→ **THE TASK**: Every entry below must be repeated exactly; skip the pictures.

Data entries
— Begin —

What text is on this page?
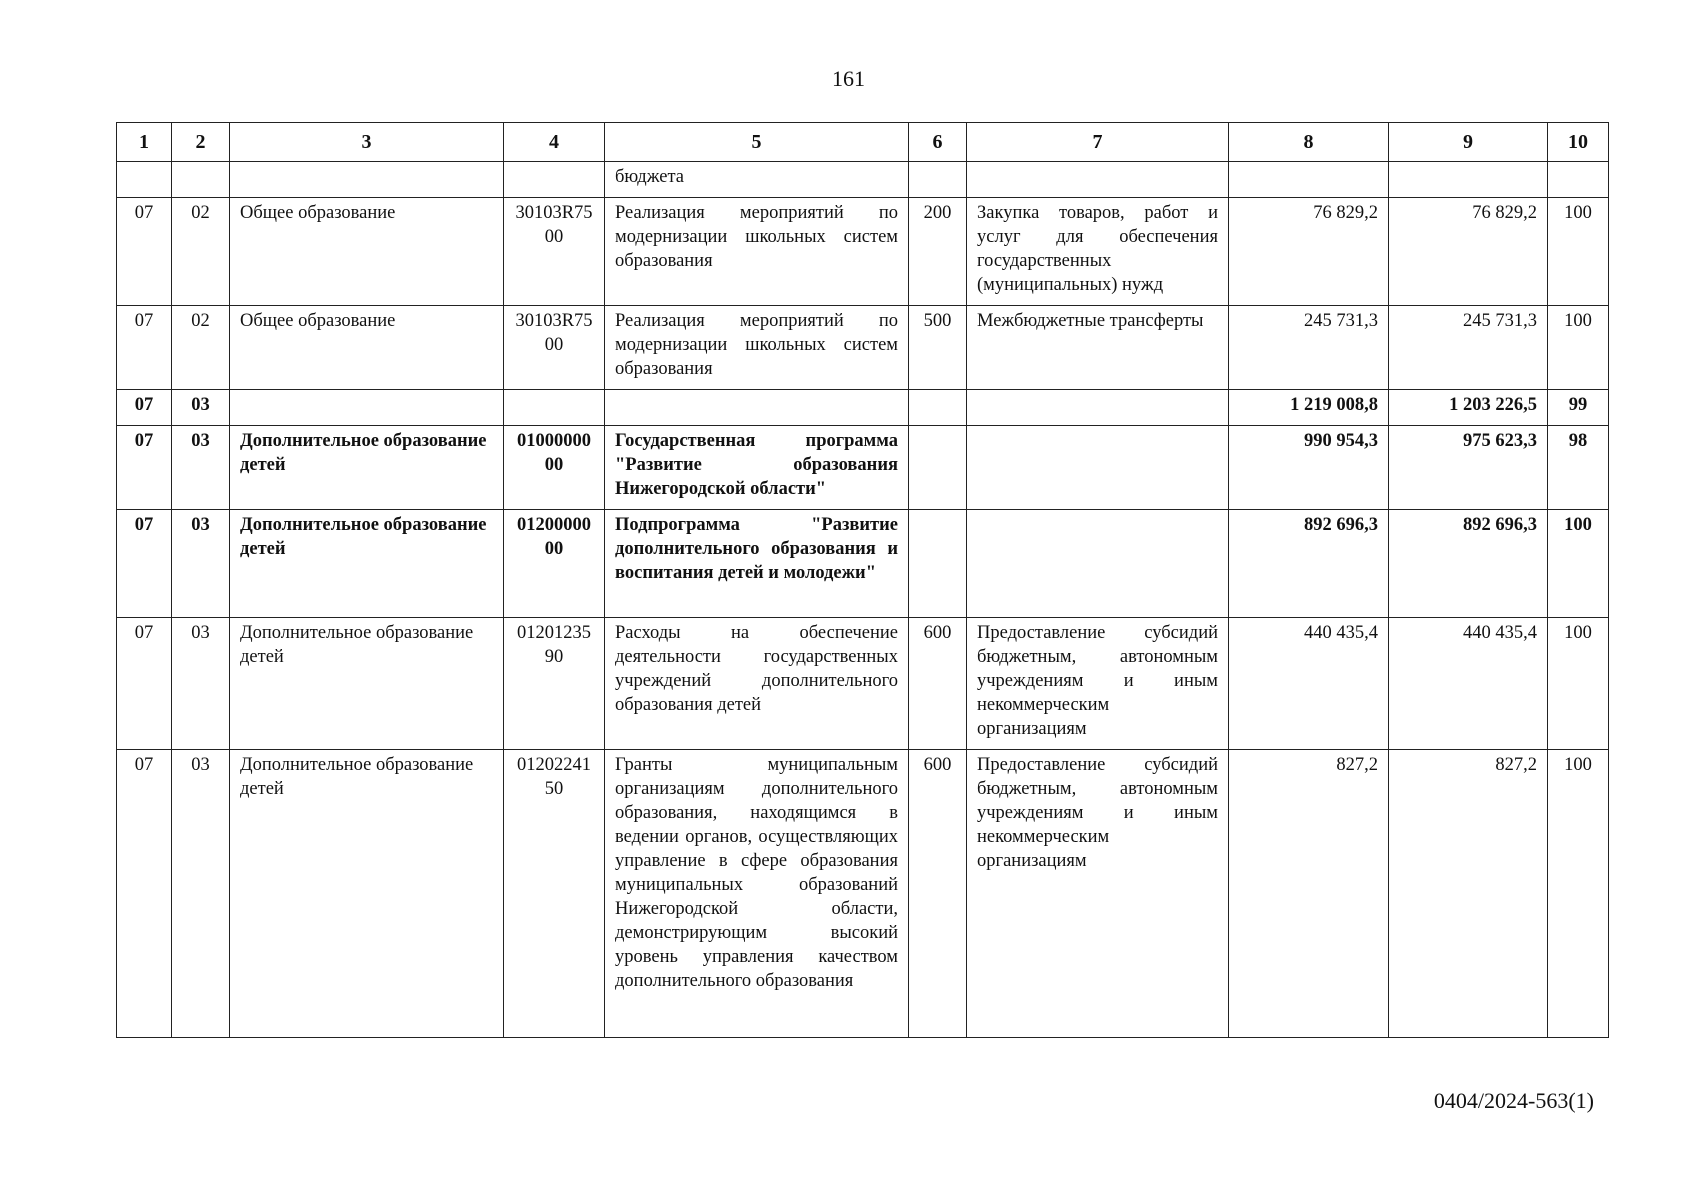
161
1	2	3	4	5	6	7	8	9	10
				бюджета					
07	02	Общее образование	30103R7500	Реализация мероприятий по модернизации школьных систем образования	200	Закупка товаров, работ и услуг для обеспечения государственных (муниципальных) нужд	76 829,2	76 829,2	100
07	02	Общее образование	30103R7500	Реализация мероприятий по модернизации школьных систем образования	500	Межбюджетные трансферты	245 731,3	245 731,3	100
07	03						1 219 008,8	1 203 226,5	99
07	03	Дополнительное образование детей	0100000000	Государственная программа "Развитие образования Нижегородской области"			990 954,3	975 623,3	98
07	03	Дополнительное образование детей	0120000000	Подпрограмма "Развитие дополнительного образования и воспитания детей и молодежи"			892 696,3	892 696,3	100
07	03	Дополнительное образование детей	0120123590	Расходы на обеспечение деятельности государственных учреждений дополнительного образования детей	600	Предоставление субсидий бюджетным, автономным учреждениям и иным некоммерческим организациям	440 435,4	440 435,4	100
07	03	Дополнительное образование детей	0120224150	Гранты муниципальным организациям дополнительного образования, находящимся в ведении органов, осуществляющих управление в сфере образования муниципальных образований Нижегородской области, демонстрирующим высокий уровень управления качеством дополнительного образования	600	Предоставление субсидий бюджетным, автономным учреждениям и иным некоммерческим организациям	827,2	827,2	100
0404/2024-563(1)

— End —

→ **TASK OUTPUT**:
What text is on this page?
161
1	2	3	4	5	6	7	8	9	10
				бюджета					
07	02	Общее образование	30103R7500	Реализация мероприятий по модернизации школьных систем образования	200	Закупка товаров, работ и услуг для обеспечения государственных (муниципальных) нужд	76 829,2	76 829,2	100
07	02	Общее образование	30103R7500	Реализация мероприятий по модернизации школьных систем образования	500	Межбюджетные трансферты	245 731,3	245 731,3	100
07	03						1 219 008,8	1 203 226,5	99
07	03	Дополнительное образование детей	0100000000	Государственная программа "Развитие образования Нижегородской области"			990 954,3	975 623,3	98
07	03	Дополнительное образование детей	0120000000	Подпрограмма "Развитие дополнительного образования и воспитания детей и молодежи"			892 696,3	892 696,3	100
07	03	Дополнительное образование детей	0120123590	Расходы на обеспечение деятельности государственных учреждений дополнительного образования детей	600	Предоставление субсидий бюджетным, автономным учреждениям и иным некоммерческим организациям	440 435,4	440 435,4	100
07	03	Дополнительное образование детей	0120224150	Гранты муниципальным организациям дополнительного образования, находящимся в ведении органов, осуществляющих управление в сфере образования муниципальных образований Нижегородской области, демонстрирующим высокий уровень управления качеством дополнительного образования	600	Предоставление субсидий бюджетным, автономным учреждениям и иным некоммерческим организациям	827,2	827,2	100
0404/2024-563(1)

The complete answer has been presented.